YOUR GOAL: Go line by line through the data below and count those with the string "ylabel". Give the number only.

----- RECORD EXCERPTS -----

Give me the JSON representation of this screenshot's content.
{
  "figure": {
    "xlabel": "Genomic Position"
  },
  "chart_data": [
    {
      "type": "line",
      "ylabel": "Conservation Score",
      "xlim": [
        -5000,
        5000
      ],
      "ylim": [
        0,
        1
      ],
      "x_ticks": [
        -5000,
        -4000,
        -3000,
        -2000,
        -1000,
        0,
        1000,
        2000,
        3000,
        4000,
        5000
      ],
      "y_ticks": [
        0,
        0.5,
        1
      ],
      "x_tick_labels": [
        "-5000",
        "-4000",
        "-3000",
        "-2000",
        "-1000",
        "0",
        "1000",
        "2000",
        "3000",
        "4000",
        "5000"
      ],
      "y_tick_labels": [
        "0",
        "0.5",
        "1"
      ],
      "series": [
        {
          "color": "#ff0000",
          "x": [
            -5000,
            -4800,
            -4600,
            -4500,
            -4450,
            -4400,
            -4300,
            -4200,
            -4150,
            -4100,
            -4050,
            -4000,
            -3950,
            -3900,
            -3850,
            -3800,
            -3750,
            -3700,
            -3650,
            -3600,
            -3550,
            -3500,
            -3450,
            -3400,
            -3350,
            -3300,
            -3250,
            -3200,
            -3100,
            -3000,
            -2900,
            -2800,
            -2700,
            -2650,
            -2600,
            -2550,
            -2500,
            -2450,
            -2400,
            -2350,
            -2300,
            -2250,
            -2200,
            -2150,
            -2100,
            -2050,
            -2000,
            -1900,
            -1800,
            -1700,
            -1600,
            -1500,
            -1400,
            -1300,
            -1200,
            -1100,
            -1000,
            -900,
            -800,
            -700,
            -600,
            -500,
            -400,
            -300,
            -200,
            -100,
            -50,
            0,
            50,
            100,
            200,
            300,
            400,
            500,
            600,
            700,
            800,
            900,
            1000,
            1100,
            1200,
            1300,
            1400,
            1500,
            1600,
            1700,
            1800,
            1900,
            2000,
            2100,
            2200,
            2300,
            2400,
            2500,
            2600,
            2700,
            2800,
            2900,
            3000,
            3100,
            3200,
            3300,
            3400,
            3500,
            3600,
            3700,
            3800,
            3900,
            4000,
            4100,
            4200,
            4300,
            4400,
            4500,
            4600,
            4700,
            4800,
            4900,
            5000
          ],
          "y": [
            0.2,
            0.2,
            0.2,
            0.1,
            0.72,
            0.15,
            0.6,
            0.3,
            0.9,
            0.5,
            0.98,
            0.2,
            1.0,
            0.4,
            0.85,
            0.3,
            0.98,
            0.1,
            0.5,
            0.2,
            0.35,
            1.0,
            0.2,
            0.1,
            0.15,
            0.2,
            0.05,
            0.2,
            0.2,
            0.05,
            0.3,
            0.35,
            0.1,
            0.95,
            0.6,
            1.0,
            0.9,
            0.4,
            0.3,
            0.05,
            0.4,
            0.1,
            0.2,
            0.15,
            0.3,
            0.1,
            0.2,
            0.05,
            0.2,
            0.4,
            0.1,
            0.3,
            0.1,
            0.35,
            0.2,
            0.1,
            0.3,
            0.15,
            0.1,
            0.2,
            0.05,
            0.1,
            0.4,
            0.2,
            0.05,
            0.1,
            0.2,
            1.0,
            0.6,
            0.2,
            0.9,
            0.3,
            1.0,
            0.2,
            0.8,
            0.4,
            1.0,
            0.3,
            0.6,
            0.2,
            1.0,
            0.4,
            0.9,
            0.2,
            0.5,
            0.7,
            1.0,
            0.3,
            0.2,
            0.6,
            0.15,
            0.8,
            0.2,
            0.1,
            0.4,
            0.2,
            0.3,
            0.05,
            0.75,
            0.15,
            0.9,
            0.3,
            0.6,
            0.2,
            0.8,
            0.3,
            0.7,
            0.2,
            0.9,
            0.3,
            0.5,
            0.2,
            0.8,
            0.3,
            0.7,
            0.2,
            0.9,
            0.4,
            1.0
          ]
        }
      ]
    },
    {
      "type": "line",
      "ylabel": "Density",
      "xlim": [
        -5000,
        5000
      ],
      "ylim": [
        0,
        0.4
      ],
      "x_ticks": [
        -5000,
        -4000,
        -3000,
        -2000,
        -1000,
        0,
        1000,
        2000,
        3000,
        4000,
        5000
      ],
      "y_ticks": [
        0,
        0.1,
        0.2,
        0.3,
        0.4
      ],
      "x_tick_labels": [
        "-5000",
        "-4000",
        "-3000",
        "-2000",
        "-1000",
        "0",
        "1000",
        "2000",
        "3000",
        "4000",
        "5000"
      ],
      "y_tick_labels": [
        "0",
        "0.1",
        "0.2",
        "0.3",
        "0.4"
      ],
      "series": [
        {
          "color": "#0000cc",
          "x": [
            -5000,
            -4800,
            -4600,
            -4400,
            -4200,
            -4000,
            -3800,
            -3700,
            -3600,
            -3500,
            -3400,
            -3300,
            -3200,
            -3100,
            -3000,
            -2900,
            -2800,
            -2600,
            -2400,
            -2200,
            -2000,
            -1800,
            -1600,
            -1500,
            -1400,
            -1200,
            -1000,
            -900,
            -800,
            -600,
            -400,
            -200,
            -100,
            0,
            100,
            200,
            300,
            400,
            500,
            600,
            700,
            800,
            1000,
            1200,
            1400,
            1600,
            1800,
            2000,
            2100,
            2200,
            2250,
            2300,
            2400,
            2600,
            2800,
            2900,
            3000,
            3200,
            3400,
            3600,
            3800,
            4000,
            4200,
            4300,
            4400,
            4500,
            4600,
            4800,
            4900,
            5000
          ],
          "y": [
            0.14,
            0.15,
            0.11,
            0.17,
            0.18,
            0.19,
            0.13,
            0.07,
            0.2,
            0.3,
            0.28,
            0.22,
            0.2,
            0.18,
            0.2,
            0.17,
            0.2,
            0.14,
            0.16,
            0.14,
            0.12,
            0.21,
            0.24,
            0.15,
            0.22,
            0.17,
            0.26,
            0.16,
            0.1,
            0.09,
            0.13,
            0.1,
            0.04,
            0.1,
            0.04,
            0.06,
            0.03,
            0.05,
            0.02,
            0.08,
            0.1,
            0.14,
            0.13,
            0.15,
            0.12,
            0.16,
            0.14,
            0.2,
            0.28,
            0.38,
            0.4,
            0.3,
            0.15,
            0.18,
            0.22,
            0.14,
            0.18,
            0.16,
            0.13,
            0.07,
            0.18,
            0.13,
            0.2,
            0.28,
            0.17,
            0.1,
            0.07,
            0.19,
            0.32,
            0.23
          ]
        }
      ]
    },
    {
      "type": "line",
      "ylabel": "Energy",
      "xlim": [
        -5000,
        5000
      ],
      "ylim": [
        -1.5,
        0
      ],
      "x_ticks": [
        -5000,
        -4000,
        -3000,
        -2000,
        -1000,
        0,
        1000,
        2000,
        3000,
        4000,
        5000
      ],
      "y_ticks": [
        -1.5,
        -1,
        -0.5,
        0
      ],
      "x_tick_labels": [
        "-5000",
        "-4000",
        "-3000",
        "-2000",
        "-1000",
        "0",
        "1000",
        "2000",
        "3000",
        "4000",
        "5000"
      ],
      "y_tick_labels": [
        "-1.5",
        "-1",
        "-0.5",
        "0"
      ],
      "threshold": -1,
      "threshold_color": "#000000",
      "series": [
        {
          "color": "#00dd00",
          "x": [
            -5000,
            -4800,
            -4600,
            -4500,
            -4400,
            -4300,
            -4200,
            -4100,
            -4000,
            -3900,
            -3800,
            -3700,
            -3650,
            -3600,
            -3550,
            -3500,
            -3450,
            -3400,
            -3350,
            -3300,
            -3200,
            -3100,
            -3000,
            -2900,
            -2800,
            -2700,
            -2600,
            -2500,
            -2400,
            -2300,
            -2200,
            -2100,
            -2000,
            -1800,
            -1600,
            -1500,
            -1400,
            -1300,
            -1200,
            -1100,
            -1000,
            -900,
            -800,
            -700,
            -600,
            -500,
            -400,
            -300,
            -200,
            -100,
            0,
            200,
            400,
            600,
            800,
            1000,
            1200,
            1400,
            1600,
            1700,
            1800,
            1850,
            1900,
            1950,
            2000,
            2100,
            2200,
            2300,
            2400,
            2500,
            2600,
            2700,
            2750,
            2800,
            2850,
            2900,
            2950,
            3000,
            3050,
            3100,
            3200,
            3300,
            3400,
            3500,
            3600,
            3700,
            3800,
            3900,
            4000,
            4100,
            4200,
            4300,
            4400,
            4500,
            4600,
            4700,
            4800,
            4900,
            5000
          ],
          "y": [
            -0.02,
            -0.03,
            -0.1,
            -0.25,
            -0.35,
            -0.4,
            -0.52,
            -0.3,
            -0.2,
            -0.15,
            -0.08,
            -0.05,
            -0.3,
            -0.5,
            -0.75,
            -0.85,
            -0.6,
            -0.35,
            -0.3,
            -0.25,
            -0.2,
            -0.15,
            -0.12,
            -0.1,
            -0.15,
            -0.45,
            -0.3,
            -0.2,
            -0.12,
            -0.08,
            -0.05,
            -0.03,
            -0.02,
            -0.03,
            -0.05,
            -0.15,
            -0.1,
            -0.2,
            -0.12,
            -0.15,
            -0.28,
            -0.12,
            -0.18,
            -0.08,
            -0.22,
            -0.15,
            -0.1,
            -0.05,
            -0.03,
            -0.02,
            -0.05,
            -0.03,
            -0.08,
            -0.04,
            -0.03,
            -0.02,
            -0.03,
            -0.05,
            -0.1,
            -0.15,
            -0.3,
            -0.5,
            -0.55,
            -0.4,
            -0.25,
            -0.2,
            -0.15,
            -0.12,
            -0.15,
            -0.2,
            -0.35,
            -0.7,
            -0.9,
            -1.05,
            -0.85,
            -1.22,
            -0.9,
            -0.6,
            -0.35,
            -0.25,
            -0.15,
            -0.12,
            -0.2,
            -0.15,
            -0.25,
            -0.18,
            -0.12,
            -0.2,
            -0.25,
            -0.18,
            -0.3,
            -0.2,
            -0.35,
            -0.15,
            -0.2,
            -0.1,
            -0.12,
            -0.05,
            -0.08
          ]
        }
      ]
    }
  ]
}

-----

TASK SOLUTION: 3